### Item position entries
---

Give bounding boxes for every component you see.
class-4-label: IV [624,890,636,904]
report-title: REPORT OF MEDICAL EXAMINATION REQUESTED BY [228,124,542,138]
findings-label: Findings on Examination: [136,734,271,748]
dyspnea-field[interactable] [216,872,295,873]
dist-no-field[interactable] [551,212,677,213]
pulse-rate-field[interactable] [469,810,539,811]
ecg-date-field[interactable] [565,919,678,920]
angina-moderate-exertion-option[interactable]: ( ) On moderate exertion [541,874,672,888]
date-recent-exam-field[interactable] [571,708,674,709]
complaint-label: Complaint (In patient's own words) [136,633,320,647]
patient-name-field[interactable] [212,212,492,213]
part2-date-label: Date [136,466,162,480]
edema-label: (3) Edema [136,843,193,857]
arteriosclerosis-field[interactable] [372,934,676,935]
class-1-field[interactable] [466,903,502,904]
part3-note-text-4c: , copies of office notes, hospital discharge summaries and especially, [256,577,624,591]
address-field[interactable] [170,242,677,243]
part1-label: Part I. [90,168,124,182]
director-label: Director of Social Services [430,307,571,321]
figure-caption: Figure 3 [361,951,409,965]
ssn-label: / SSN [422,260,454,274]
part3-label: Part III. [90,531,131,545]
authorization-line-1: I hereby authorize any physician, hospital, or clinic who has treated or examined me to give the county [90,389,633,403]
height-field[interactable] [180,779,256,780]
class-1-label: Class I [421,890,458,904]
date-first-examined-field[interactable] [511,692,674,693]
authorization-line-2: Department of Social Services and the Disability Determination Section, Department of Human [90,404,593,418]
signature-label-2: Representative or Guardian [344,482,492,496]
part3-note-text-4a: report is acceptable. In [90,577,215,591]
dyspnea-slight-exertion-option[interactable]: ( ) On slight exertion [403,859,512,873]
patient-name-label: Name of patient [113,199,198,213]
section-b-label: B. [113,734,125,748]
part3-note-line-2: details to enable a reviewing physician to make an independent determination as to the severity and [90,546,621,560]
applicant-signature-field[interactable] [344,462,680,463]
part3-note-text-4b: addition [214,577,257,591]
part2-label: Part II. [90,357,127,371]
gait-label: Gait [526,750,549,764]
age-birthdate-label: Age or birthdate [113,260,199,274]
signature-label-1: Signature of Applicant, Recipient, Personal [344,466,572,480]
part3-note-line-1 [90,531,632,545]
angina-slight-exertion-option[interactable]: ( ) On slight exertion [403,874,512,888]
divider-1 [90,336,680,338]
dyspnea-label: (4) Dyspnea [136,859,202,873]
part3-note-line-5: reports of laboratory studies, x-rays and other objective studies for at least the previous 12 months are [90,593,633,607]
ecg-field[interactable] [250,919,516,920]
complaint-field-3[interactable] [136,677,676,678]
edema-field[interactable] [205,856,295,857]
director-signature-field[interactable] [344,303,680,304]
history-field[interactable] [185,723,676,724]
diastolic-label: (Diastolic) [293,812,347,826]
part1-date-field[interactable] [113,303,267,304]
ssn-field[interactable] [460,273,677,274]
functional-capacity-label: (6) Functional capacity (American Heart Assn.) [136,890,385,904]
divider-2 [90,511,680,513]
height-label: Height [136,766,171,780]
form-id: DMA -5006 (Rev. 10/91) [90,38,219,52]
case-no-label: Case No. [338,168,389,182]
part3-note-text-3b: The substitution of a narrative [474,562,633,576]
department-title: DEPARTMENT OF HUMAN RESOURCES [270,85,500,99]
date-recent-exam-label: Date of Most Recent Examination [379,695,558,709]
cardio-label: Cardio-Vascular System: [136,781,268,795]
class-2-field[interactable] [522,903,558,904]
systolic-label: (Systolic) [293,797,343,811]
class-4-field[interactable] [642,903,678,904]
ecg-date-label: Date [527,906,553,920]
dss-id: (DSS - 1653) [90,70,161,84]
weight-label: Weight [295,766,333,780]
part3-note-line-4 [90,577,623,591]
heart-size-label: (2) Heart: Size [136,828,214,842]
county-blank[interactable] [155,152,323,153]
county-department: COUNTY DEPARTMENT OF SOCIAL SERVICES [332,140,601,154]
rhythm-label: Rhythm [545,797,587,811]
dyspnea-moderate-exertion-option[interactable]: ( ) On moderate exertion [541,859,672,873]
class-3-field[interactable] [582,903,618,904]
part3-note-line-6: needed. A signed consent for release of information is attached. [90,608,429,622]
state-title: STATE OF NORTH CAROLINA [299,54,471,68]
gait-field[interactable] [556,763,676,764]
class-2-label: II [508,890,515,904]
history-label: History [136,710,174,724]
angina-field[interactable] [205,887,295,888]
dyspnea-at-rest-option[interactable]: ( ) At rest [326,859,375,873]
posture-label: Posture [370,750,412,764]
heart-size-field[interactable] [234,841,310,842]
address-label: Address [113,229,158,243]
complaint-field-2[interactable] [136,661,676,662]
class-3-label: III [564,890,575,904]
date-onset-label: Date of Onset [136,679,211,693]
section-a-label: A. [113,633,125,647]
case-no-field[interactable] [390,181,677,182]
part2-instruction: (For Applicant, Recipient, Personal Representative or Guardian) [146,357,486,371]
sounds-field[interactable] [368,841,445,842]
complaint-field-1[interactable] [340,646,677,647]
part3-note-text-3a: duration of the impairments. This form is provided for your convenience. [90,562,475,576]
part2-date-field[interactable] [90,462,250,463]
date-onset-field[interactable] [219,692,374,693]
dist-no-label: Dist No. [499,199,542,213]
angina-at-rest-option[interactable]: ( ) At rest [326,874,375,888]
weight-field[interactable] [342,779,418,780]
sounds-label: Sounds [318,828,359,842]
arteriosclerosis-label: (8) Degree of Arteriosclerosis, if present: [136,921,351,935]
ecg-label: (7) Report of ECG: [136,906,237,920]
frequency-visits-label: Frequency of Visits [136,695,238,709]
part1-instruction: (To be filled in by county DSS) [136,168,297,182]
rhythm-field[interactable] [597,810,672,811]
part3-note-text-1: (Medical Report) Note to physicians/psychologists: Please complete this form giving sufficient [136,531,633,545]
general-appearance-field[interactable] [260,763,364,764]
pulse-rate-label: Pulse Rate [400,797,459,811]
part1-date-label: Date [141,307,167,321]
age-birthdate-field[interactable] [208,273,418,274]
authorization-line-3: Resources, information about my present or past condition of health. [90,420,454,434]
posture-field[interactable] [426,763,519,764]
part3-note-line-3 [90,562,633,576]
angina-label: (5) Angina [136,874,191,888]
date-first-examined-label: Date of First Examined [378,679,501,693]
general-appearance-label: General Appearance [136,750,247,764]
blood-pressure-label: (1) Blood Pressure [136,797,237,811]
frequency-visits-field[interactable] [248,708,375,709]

---

### PROMPT
Rewrite every one of the records above, substituting "clickable" for each occurrence of "interactable" and leaving everything else unchanged.

### EXERCISE OUTPUT
Give bounding boxes for every component you see.
class-4-label: IV [624,890,636,904]
report-title: REPORT OF MEDICAL EXAMINATION REQUESTED BY [228,124,542,138]
findings-label: Findings on Examination: [136,734,271,748]
dyspnea-field[clickable] [216,872,295,873]
dist-no-field[clickable] [551,212,677,213]
pulse-rate-field[clickable] [469,810,539,811]
ecg-date-field[clickable] [565,919,678,920]
angina-moderate-exertion-option[clickable]: ( ) On moderate exertion [541,874,672,888]
date-recent-exam-field[clickable] [571,708,674,709]
complaint-label: Complaint (In patient's own words) [136,633,320,647]
patient-name-field[clickable] [212,212,492,213]
part2-date-label: Date [136,466,162,480]
edema-label: (3) Edema [136,843,193,857]
arteriosclerosis-field[clickable] [372,934,676,935]
class-1-field[clickable] [466,903,502,904]
part3-note-text-4c: , copies of office notes, hospital discharge summaries and especially, [256,577,624,591]
address-field[clickable] [170,242,677,243]
part1-label: Part I. [90,168,124,182]
director-label: Director of Social Services [430,307,571,321]
figure-caption: Figure 3 [361,951,409,965]
ssn-label: / SSN [422,260,454,274]
part3-label: Part III. [90,531,131,545]
authorization-line-1: I hereby authorize any physician, hospital, or clinic who has treated or examined me to give the county [90,389,633,403]
height-field[clickable] [180,779,256,780]
class-1-label: Class I [421,890,458,904]
date-first-examined-field[clickable] [511,692,674,693]
authorization-line-2: Department of Social Services and the Disability Determination Section, Department of Human [90,404,593,418]
signature-label-2: Representative or Guardian [344,482,492,496]
part3-note-text-4a: report is acceptable. In [90,577,215,591]
dyspnea-slight-exertion-option[clickable]: ( ) On slight exertion [403,859,512,873]
patient-name-label: Name of patient [113,199,198,213]
section-b-label: B. [113,734,125,748]
part3-note-line-2: details to enable a reviewing physician to make an independent determination as to the severity and [90,546,621,560]
applicant-signature-field[clickable] [344,462,680,463]
part3-note-text-4b: addition [214,577,257,591]
part2-label: Part II. [90,357,127,371]
gait-label: Gait [526,750,549,764]
age-birthdate-label: Age or birthdate [113,260,199,274]
signature-label-1: Signature of Applicant, Recipient, Personal [344,466,572,480]
part3-note-line-1 [90,531,632,545]
angina-slight-exertion-option[clickable]: ( ) On slight exertion [403,874,512,888]
divider-1 [90,336,680,338]
dyspnea-label: (4) Dyspnea [136,859,202,873]
part3-note-line-5: reports of laboratory studies, x-rays and other objective studies for at least the previous 12 months are [90,593,633,607]
ecg-field[clickable] [250,919,516,920]
complaint-field-3[clickable] [136,677,676,678]
edema-field[clickable] [205,856,295,857]
director-signature-field[clickable] [344,303,680,304]
history-field[clickable] [185,723,676,724]
diastolic-label: (Diastolic) [293,812,347,826]
part1-date-field[clickable] [113,303,267,304]
ssn-field[clickable] [460,273,677,274]
functional-capacity-label: (6) Functional capacity (American Heart Assn.) [136,890,385,904]
divider-2 [90,511,680,513]
height-label: Height [136,766,171,780]
form-id: DMA -5006 (Rev. 10/91) [90,38,219,52]
case-no-label: Case No. [338,168,389,182]
part3-note-text-3b: The substitution of a narrative [474,562,633,576]
department-title: DEPARTMENT OF HUMAN RESOURCES [270,85,500,99]
date-recent-exam-label: Date of Most Recent Examination [379,695,558,709]
cardio-label: Cardio-Vascular System: [136,781,268,795]
class-2-field[clickable] [522,903,558,904]
systolic-label: (Systolic) [293,797,343,811]
class-4-field[clickable] [642,903,678,904]
ecg-date-label: Date [527,906,553,920]
dss-id: (DSS - 1653) [90,70,161,84]
weight-label: Weight [295,766,333,780]
part3-note-line-4 [90,577,623,591]
heart-size-label: (2) Heart: Size [136,828,214,842]
county-blank[clickable] [155,152,323,153]
county-department: COUNTY DEPARTMENT OF SOCIAL SERVICES [332,140,601,154]
rhythm-label: Rhythm [545,797,587,811]
dyspnea-moderate-exertion-option[clickable]: ( ) On moderate exertion [541,859,672,873]
class-3-field[clickable] [582,903,618,904]
part3-note-line-6: needed. A signed consent for release of information is attached. [90,608,429,622]
state-title: STATE OF NORTH CAROLINA [299,54,471,68]
gait-field[clickable] [556,763,676,764]
class-2-label: II [508,890,515,904]
history-label: History [136,710,174,724]
angina-field[clickable] [205,887,295,888]
dyspnea-at-rest-option[clickable]: ( ) At rest [326,859,375,873]
posture-label: Posture [370,750,412,764]
heart-size-field[clickable] [234,841,310,842]
address-label: Address [113,229,158,243]
complaint-field-2[clickable] [136,661,676,662]
class-3-label: III [564,890,575,904]
date-onset-label: Date of Onset [136,679,211,693]
section-a-label: A. [113,633,125,647]
case-no-field[clickable] [390,181,677,182]
part2-instruction: (For Applicant, Recipient, Personal Representative or Guardian) [146,357,486,371]
sounds-field[clickable] [368,841,445,842]
complaint-field-1[clickable] [340,646,677,647]
part3-note-text-3a: duration of the impairments. This form is provided for your convenience. [90,562,475,576]
part2-date-field[clickable] [90,462,250,463]
date-onset-field[clickable] [219,692,374,693]
dist-no-label: Dist No. [499,199,542,213]
angina-at-rest-option[clickable]: ( ) At rest [326,874,375,888]
weight-field[clickable] [342,779,418,780]
sounds-label: Sounds [318,828,359,842]
arteriosclerosis-label: (8) Degree of Arteriosclerosis, if present: [136,921,351,935]
ecg-label: (7) Report of ECG: [136,906,237,920]
frequency-visits-label: Frequency of Visits [136,695,238,709]
part1-instruction: (To be filled in by county DSS) [136,168,297,182]
rhythm-field[clickable] [597,810,672,811]
part3-note-text-1: (Medical Report) Note to physicians/psychologists: Please complete this form giving sufficient [136,531,633,545]
general-appearance-field[clickable] [260,763,364,764]
pulse-rate-label: Pulse Rate [400,797,459,811]
part1-date-label: Date [141,307,167,321]
age-birthdate-field[clickable] [208,273,418,274]
authorization-line-3: Resources, information about my present or past condition of health. [90,420,454,434]
posture-field[clickable] [426,763,519,764]
part3-note-line-3 [90,562,633,576]
angina-label: (5) Angina [136,874,191,888]
date-first-examined-label: Date of First Examined [378,679,501,693]
general-appearance-label: General Appearance [136,750,247,764]
blood-pressure-label: (1) Blood Pressure [136,797,237,811]
frequency-visits-field[clickable] [248,708,375,709]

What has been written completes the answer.